## BEGIN Data supplied

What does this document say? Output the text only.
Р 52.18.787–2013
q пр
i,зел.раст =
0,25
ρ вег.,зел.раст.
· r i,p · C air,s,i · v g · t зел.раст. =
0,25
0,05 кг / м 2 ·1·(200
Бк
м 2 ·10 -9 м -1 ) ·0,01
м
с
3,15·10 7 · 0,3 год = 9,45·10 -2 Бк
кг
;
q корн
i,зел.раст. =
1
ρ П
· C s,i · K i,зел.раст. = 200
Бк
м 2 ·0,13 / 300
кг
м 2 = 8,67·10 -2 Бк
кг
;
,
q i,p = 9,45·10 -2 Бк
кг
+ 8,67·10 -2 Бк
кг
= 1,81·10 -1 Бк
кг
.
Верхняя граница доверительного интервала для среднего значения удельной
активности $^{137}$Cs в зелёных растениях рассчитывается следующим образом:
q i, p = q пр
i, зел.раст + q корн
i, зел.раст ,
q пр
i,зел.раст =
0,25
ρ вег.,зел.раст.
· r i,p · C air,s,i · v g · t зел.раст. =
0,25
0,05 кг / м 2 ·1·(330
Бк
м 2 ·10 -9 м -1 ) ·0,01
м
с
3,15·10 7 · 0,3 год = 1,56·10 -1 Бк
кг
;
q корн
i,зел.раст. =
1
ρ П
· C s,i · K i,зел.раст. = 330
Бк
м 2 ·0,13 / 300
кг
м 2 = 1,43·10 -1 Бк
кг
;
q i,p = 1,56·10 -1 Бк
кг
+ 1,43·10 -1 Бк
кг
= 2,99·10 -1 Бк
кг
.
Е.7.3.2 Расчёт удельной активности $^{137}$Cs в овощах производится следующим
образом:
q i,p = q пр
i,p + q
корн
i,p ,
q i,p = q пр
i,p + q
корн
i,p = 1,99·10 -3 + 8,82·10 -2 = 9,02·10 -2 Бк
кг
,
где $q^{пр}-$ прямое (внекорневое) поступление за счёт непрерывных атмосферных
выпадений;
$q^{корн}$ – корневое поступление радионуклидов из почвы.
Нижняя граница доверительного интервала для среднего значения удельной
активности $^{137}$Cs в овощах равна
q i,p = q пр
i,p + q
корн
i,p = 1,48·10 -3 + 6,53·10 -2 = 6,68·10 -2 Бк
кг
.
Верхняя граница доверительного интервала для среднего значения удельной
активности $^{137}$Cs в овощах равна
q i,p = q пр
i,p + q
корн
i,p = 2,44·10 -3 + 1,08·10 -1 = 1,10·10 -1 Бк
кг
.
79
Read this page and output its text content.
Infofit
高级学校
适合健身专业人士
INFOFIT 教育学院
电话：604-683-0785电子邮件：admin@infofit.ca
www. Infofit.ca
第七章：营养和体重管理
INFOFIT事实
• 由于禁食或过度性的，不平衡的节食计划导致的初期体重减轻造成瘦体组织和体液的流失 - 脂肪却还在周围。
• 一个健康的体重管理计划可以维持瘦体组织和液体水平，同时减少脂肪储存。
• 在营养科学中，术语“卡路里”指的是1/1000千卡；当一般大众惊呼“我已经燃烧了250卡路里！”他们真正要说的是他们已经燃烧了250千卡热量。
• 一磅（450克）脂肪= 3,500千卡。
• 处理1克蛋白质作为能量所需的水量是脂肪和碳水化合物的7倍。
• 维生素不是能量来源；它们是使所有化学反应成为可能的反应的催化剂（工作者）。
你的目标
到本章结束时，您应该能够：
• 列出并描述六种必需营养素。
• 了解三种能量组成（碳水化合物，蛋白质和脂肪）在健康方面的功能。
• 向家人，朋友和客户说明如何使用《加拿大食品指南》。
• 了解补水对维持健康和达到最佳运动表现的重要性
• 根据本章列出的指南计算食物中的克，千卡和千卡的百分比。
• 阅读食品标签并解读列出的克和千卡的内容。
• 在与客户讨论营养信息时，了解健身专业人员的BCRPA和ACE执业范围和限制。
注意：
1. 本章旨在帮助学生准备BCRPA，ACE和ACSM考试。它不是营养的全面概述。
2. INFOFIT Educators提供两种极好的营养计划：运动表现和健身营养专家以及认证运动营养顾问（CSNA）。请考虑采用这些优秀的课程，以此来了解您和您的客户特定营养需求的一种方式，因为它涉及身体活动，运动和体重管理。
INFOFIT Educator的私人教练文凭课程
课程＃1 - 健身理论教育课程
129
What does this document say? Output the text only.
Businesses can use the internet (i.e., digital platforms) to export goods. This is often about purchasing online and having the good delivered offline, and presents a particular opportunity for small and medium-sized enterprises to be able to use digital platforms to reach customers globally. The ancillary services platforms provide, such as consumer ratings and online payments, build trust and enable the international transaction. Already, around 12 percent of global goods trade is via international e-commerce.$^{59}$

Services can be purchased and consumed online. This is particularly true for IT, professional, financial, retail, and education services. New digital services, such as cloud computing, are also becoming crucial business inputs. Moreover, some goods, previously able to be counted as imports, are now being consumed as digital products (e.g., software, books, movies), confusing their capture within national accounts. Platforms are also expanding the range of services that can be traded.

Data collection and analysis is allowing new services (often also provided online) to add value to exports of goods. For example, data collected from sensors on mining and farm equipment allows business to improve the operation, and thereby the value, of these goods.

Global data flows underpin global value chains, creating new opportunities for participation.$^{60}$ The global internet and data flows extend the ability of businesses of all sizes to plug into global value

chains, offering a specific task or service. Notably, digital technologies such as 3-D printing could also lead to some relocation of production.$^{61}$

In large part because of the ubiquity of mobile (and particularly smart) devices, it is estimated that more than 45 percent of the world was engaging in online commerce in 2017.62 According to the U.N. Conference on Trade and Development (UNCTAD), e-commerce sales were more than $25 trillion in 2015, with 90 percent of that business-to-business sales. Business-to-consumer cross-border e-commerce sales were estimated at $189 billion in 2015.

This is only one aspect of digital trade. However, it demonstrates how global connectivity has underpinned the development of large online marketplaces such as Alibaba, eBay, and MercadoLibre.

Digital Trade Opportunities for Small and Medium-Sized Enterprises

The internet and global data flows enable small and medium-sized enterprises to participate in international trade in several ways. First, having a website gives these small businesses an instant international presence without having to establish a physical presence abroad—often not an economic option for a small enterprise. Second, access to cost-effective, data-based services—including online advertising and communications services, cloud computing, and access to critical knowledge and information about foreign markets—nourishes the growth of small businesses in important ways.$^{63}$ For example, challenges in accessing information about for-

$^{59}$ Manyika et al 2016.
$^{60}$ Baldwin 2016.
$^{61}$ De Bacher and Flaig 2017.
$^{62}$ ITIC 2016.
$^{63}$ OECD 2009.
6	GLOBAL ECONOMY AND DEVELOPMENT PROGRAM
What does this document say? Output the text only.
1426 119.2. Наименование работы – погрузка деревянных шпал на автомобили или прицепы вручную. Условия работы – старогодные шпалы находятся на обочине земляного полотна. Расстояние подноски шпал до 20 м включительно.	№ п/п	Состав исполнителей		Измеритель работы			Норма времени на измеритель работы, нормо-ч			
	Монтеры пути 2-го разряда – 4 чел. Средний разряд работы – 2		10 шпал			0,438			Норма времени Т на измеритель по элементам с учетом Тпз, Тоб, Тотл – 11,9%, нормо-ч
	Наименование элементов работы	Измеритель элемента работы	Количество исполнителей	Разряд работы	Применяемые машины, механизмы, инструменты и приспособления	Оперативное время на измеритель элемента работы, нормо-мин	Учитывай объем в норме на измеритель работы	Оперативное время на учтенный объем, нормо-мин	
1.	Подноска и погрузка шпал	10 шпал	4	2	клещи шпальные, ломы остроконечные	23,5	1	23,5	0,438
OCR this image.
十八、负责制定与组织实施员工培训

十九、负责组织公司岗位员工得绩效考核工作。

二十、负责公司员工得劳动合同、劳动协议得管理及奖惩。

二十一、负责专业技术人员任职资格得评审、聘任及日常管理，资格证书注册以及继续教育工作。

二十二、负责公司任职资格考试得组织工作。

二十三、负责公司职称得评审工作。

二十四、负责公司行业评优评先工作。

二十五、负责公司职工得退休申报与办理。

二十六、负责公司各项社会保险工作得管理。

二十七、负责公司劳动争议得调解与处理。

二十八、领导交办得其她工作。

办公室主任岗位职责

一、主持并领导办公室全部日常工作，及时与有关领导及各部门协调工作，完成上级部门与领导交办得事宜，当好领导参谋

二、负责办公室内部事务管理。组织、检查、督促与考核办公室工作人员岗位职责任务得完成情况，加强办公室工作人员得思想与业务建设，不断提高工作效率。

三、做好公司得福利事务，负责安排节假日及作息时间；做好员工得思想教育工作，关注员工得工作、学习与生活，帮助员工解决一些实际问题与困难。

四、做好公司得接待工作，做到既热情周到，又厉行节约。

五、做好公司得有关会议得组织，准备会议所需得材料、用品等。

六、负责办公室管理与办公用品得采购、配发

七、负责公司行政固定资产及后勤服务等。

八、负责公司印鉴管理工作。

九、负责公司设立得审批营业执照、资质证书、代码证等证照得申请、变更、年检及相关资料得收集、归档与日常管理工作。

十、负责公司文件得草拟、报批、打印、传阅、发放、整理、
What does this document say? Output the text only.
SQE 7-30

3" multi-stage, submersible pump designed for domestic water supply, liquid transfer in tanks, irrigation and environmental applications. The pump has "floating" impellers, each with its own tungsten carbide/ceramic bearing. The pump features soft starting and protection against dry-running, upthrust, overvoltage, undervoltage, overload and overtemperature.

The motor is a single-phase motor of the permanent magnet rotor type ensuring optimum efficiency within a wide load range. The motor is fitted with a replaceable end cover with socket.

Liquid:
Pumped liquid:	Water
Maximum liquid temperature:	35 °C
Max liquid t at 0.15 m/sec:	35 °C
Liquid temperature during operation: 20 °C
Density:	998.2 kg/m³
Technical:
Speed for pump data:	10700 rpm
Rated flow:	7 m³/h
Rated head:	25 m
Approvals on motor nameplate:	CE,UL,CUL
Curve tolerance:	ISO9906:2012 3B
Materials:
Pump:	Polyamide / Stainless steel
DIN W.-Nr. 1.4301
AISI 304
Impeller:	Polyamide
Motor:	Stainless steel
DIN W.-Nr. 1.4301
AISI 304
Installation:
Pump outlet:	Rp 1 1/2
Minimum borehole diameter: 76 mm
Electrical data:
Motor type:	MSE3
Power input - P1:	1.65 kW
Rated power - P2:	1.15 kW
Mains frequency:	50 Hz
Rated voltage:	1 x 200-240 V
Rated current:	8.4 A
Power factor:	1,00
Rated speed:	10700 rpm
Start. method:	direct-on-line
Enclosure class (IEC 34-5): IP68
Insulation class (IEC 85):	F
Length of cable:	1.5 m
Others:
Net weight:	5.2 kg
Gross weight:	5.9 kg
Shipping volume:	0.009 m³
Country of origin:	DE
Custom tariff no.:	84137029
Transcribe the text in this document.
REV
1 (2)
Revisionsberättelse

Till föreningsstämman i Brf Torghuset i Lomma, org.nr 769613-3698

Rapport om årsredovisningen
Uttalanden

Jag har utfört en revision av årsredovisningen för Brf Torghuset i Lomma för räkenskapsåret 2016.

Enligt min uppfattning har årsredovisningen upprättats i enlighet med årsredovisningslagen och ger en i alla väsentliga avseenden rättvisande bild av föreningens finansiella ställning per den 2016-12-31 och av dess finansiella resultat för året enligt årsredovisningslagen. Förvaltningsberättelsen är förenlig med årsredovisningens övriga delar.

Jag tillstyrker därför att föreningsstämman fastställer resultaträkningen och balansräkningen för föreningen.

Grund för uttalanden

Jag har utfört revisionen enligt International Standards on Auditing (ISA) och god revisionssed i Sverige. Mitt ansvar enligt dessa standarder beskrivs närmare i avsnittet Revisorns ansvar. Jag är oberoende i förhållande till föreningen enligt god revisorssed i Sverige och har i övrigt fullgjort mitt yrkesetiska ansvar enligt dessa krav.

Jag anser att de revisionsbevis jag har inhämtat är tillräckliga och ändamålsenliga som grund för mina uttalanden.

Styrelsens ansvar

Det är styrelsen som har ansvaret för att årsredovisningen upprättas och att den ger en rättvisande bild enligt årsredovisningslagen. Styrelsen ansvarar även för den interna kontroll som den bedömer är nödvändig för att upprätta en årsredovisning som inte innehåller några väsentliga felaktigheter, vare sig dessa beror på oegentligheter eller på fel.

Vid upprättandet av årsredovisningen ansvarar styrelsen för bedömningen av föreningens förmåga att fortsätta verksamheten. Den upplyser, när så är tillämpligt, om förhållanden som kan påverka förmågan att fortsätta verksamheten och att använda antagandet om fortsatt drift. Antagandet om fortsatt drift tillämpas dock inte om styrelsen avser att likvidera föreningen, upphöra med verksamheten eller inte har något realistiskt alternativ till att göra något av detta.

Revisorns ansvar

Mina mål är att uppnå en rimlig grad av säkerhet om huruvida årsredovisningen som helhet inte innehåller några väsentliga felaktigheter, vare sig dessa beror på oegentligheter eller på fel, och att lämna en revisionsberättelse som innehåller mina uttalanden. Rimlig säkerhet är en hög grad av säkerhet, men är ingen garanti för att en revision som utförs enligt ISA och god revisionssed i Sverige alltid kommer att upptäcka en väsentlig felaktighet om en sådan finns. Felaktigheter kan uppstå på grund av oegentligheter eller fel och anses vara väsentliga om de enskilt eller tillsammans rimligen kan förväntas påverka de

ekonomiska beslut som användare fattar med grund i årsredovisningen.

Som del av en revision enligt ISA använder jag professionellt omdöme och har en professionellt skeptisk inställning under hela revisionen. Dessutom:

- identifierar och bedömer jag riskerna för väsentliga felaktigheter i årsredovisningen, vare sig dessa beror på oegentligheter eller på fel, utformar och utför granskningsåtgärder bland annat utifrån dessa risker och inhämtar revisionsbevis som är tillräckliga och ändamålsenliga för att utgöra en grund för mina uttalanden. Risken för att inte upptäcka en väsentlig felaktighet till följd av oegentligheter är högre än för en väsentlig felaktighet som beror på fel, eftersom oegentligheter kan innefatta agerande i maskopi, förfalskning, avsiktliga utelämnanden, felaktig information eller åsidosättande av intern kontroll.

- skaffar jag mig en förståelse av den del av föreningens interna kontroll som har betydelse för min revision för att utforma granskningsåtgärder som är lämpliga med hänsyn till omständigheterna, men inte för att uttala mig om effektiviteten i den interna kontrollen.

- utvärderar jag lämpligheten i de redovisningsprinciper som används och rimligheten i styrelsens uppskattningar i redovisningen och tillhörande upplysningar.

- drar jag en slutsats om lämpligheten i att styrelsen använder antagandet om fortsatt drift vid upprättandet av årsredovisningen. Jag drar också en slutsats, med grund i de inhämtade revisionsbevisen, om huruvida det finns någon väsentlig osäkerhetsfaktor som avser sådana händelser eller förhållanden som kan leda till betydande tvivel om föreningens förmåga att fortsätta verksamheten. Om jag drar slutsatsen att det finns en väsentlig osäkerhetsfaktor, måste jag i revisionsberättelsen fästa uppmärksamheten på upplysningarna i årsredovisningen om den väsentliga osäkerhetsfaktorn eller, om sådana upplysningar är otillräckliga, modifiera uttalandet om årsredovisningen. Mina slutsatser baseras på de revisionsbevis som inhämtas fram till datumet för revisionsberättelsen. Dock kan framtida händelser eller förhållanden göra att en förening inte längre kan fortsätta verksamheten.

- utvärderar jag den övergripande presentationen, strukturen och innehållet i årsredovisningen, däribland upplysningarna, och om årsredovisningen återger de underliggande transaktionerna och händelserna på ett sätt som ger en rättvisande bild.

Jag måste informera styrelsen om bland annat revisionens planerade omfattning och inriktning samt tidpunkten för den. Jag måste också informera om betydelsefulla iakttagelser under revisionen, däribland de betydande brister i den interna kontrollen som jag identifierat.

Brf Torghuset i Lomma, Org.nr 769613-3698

## END Data supplied

What you should do: Work out how many lines in the records above hold the string "Lomma", then give only that count.

In response: 3